Stored items from a collection
-- Start --
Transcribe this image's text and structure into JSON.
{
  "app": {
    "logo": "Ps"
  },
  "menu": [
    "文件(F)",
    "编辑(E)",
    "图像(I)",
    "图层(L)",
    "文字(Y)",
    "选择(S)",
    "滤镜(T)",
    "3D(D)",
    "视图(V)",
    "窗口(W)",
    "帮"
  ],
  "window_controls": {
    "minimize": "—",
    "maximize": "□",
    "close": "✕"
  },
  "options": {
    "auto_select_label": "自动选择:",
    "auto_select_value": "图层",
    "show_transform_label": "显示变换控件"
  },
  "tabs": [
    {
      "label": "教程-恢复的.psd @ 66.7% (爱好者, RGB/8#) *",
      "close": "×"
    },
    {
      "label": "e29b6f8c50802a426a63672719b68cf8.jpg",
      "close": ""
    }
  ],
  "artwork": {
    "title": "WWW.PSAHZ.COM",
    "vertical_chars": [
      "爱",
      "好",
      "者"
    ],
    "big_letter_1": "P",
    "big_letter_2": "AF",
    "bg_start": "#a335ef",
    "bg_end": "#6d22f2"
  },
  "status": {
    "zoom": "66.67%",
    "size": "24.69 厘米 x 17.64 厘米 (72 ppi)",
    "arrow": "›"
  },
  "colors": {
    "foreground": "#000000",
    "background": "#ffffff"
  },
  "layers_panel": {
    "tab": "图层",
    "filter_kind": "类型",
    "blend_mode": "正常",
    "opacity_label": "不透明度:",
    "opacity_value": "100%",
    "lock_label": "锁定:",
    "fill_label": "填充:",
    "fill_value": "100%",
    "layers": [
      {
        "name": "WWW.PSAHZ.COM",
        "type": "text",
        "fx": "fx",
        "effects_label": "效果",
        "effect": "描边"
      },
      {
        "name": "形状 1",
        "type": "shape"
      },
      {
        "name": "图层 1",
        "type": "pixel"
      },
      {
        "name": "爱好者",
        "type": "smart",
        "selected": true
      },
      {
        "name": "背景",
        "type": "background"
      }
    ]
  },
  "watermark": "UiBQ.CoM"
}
-- End --
STATED EXERCISE - Check each line of these records for the string "name" and state only how many lines have it.

FINISHED TASK - 5